### REQUIRED WORK:
Wherever a line in the data below holds "Device", copy that line.

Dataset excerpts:
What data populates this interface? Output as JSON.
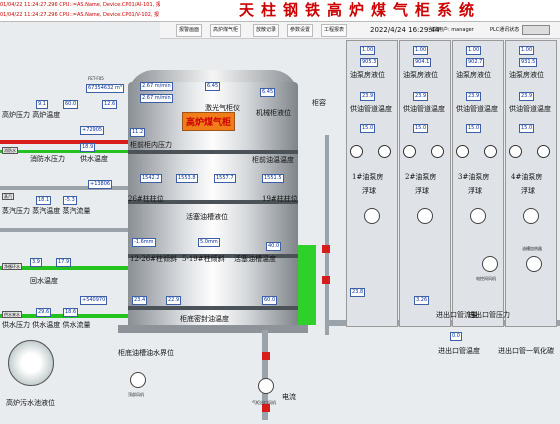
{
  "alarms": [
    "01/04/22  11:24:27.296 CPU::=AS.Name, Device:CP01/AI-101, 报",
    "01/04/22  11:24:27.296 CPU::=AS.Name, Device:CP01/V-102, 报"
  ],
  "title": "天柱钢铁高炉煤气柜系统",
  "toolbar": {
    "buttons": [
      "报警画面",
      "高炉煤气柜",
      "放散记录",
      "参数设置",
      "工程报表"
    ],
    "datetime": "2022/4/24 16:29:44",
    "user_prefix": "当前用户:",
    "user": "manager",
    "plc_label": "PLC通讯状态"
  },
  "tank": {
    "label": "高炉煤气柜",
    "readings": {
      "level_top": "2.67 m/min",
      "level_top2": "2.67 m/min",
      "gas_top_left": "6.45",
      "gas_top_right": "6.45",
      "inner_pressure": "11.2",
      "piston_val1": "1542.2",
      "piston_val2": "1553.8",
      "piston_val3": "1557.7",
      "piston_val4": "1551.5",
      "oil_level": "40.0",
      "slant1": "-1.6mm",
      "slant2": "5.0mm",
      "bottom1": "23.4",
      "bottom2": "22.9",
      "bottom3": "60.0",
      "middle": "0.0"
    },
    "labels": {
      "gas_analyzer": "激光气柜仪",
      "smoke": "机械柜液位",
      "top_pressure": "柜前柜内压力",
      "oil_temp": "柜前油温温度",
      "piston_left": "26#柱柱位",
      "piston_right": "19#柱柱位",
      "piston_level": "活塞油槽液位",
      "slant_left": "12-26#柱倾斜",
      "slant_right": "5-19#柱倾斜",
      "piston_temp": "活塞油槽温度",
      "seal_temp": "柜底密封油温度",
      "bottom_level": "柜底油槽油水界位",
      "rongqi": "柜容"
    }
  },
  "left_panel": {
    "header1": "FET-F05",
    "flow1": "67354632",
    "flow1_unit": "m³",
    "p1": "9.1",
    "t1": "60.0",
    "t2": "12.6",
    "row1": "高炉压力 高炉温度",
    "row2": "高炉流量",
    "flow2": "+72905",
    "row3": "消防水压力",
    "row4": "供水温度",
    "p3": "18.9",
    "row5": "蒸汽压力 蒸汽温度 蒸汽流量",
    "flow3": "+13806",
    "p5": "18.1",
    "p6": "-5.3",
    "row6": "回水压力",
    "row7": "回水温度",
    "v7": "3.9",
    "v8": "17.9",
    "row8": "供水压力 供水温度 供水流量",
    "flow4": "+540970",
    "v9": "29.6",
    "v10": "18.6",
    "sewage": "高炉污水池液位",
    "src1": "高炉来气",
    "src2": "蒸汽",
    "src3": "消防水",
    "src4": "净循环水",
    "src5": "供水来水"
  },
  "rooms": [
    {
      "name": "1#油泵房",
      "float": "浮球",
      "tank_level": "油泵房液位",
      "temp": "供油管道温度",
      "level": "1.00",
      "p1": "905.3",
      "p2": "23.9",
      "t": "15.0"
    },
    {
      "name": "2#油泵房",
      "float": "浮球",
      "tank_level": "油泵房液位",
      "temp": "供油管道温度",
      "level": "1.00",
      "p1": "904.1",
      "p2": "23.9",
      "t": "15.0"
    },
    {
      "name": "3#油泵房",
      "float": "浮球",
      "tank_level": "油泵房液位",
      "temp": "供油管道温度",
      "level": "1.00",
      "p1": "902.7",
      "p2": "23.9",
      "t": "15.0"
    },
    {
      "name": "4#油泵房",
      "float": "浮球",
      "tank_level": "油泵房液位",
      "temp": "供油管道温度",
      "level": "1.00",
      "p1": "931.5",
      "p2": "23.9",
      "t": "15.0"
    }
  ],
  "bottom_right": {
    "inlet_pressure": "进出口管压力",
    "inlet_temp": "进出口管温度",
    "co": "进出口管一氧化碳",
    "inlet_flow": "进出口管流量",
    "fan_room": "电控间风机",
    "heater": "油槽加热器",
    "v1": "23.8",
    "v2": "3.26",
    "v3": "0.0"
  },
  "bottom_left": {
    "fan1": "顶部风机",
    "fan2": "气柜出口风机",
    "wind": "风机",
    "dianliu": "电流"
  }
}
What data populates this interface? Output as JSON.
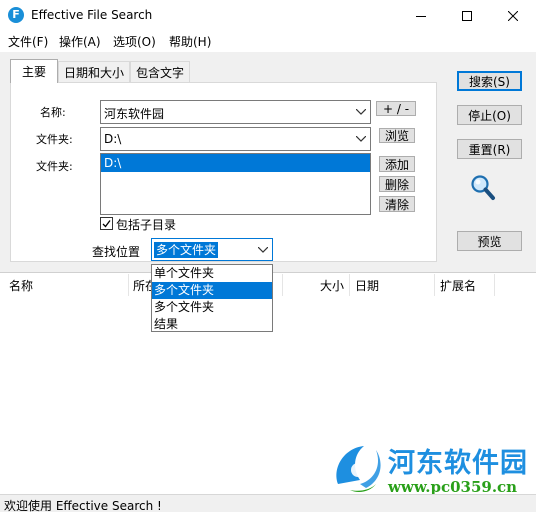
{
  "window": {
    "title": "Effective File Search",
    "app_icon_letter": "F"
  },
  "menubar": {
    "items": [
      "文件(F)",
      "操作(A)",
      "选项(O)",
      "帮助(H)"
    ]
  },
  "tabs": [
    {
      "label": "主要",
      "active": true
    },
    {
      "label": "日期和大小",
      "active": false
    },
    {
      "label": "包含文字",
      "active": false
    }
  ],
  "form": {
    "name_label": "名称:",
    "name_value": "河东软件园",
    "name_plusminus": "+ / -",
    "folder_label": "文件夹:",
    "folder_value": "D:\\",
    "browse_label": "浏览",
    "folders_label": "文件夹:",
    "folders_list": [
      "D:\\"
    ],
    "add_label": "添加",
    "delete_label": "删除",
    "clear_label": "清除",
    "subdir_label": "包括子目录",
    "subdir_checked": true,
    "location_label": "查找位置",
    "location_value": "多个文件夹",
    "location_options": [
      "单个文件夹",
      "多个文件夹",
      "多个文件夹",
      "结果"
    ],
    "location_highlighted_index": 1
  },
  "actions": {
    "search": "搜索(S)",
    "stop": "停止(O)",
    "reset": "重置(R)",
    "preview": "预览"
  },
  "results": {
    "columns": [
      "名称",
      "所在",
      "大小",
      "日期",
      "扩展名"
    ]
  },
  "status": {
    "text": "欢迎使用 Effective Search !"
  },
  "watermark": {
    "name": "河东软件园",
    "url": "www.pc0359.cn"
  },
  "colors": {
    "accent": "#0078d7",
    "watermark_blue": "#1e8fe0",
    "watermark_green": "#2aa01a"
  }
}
* * *
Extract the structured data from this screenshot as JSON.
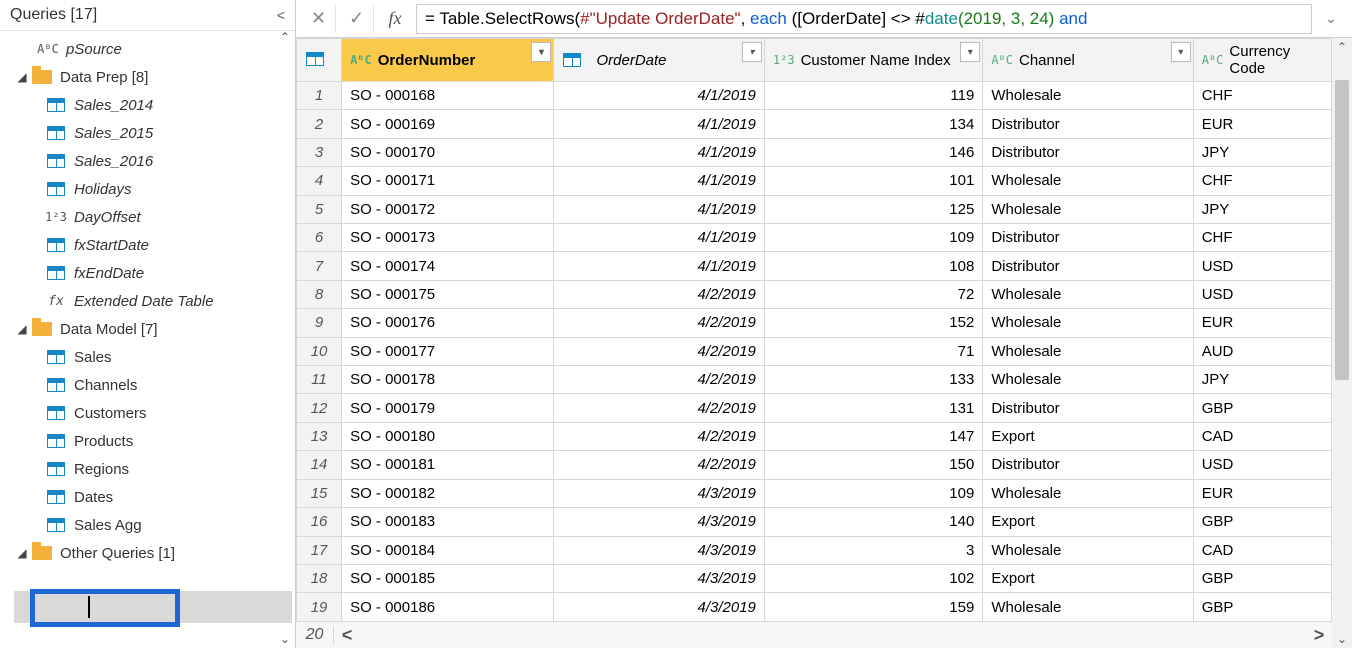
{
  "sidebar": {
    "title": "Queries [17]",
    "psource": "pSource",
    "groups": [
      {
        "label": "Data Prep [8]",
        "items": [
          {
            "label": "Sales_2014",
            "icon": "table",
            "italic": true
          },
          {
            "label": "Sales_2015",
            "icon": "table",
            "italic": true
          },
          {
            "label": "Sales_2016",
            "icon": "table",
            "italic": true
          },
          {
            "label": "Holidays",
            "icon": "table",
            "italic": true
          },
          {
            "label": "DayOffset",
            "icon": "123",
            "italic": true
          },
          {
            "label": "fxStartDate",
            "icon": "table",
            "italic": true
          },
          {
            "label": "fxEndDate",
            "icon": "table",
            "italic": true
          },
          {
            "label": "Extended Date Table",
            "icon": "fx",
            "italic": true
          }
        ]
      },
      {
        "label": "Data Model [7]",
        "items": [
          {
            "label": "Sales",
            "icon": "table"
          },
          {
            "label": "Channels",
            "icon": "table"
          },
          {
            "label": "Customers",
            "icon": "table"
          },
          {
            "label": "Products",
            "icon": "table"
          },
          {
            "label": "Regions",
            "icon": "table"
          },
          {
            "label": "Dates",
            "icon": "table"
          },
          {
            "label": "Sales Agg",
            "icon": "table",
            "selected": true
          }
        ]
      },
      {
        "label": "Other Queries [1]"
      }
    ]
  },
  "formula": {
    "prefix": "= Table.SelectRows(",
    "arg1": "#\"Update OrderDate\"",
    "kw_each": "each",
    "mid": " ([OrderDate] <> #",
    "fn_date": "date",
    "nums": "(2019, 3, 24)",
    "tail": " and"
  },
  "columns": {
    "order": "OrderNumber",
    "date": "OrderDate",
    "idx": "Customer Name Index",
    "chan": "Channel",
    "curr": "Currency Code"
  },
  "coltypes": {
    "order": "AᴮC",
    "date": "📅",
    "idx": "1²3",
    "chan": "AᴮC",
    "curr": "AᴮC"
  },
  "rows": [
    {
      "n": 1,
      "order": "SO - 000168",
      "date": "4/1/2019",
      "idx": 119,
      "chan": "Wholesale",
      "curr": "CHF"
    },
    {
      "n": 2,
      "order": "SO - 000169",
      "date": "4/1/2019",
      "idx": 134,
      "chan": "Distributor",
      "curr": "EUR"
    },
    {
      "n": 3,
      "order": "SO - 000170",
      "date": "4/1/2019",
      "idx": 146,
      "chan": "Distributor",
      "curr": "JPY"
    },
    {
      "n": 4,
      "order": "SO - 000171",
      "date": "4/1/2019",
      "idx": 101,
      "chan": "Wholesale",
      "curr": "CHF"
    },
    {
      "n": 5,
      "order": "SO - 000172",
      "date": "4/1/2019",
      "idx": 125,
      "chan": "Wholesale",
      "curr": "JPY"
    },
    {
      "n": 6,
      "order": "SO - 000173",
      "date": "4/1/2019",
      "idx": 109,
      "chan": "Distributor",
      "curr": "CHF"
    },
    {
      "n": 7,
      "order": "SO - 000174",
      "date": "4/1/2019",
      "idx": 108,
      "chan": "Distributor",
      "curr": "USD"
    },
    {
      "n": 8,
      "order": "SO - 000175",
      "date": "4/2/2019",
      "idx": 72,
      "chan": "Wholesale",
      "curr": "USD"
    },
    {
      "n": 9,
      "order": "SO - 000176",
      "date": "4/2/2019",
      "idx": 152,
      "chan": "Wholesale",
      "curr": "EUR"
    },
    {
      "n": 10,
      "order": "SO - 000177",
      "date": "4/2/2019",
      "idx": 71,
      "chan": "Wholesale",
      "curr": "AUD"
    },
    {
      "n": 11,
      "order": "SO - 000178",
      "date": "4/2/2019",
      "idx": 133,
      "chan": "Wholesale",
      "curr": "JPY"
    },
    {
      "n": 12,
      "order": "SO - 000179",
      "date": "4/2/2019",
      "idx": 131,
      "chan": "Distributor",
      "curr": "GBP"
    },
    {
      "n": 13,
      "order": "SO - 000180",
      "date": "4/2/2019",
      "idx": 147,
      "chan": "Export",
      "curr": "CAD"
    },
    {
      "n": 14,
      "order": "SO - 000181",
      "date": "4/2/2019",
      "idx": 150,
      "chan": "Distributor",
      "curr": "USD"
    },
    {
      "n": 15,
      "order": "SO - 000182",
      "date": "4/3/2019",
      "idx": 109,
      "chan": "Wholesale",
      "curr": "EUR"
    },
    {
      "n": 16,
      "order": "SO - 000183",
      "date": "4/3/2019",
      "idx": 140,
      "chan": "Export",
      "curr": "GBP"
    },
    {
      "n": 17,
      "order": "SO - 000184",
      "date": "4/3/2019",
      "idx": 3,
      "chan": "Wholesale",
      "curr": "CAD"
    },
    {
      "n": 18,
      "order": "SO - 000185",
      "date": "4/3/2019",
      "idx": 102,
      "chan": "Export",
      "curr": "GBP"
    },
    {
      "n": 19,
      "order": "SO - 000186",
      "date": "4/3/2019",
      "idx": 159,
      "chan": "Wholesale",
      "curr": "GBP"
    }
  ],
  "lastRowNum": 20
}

### SOLUTION TO THIS EXERCISE:
    "01/04/22  11:24:27.296 CPU::=AS.Name, Device:CP01/AI-101, 报",
    "01/04/22  11:24:27.296 CPU::=AS.Name, Device:CP01/V-102, 报"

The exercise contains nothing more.